> _Recorded data_:
══════

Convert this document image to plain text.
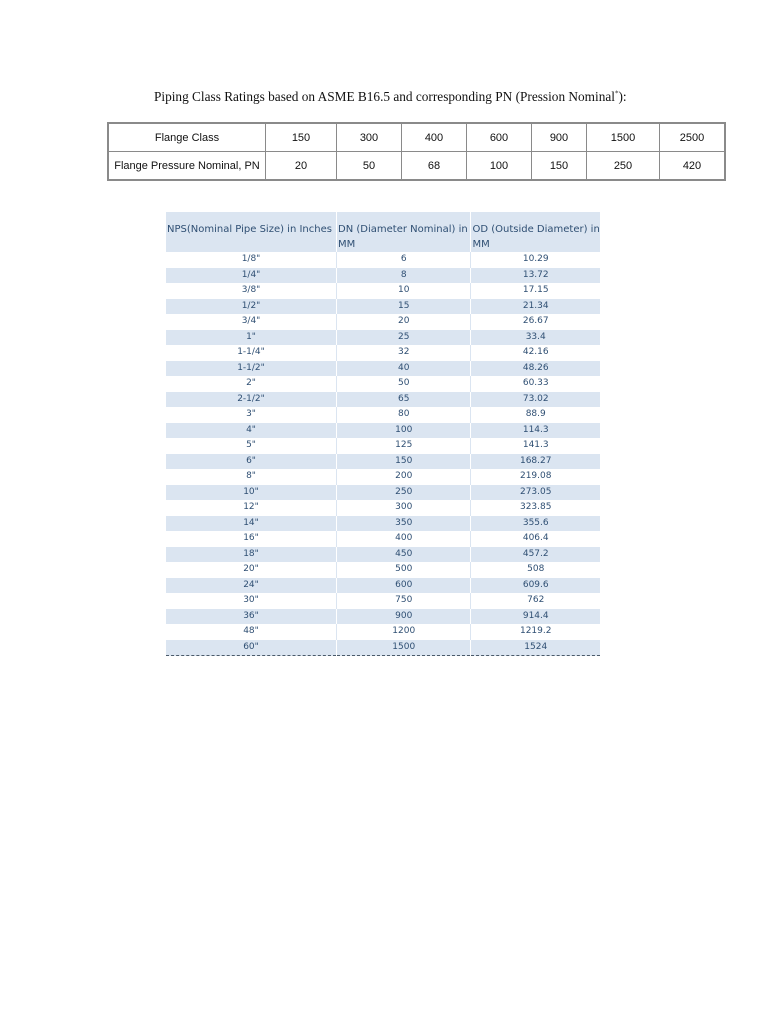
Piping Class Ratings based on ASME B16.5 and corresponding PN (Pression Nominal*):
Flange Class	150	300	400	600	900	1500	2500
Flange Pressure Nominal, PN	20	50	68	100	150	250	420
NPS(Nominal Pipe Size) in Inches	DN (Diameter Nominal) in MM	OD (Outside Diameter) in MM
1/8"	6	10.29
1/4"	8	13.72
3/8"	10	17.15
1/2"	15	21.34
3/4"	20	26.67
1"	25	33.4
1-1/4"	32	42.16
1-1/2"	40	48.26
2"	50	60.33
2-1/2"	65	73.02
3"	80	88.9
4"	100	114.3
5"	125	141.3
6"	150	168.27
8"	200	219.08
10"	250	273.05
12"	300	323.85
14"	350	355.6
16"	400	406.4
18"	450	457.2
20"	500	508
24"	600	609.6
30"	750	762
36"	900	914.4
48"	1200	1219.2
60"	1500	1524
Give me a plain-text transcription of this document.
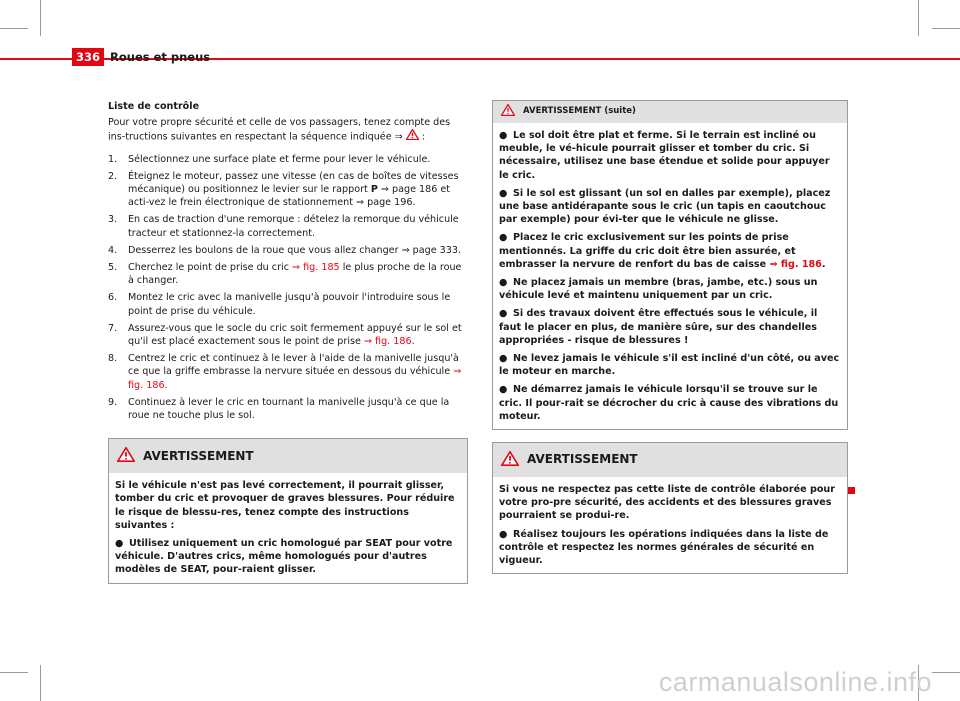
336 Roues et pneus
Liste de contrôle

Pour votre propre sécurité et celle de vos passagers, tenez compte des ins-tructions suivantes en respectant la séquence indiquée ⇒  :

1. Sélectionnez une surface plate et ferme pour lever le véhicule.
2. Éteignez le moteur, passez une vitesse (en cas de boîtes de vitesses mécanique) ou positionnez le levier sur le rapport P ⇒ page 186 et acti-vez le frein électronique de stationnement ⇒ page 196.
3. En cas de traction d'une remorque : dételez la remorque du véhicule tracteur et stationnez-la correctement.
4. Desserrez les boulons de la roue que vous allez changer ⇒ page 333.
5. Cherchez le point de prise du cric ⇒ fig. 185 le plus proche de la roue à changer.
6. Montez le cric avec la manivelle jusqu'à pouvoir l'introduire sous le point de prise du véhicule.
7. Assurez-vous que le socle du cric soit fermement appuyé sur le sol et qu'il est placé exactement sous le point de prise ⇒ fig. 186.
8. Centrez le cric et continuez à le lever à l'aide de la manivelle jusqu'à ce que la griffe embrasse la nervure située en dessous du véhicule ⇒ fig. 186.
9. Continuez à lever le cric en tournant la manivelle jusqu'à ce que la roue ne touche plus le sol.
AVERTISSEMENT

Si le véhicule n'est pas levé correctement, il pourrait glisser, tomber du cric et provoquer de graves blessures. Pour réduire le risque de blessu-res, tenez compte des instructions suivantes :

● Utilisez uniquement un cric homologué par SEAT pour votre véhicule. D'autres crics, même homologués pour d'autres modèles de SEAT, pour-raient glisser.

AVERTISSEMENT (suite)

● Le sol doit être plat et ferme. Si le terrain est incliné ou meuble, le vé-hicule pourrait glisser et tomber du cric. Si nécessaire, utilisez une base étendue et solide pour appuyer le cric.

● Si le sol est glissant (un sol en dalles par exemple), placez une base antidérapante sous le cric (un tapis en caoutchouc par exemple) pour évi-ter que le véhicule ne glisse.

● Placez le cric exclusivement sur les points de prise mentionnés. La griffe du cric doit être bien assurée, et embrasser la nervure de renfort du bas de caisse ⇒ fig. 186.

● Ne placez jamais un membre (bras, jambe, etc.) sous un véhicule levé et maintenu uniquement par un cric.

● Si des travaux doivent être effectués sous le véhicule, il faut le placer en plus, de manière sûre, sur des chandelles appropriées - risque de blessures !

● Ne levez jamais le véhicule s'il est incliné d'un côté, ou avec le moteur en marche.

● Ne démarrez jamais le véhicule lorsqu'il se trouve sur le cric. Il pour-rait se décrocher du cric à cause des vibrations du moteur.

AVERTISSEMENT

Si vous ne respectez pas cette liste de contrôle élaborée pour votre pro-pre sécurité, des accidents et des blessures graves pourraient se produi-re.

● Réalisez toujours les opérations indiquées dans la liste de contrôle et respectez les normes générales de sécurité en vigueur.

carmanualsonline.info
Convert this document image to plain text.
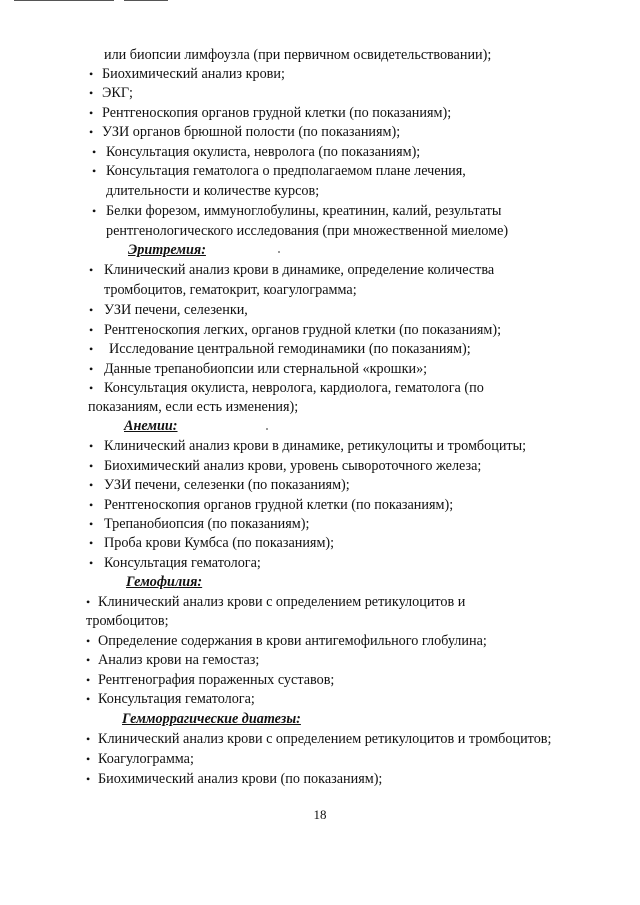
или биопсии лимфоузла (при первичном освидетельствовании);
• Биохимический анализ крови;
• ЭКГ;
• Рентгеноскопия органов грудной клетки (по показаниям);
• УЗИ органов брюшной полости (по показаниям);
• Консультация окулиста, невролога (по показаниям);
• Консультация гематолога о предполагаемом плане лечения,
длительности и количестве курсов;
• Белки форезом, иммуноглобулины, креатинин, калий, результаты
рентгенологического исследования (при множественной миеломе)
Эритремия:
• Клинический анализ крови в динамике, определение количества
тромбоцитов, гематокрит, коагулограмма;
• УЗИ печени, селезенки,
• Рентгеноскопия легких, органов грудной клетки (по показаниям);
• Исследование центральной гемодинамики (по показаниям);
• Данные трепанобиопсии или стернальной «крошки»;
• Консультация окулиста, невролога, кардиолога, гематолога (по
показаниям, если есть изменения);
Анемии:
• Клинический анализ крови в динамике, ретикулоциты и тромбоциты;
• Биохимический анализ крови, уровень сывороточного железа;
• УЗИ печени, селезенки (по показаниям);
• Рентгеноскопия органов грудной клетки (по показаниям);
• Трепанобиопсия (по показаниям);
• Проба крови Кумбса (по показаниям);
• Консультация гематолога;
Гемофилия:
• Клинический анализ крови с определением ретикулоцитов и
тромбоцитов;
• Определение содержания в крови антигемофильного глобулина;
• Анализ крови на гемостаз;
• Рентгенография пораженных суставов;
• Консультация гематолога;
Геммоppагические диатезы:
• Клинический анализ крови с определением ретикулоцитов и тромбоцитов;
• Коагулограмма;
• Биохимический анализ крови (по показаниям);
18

══════

> _What is being asked_: Pick out each line above that includes "graves" and show it.

> _Response to this exercise_:
Si le véhicule n'est pas levé correctement, il pourrait glisser, tomber du cric et provoquer de graves blessures. Pour réduire le risque de blessu-res, tenez compte des instructions suivantes :
Si vous ne respectez pas cette liste de contrôle élaborée pour votre pro-pre sécurité, des accidents et des blessures graves pourraient se produi-re.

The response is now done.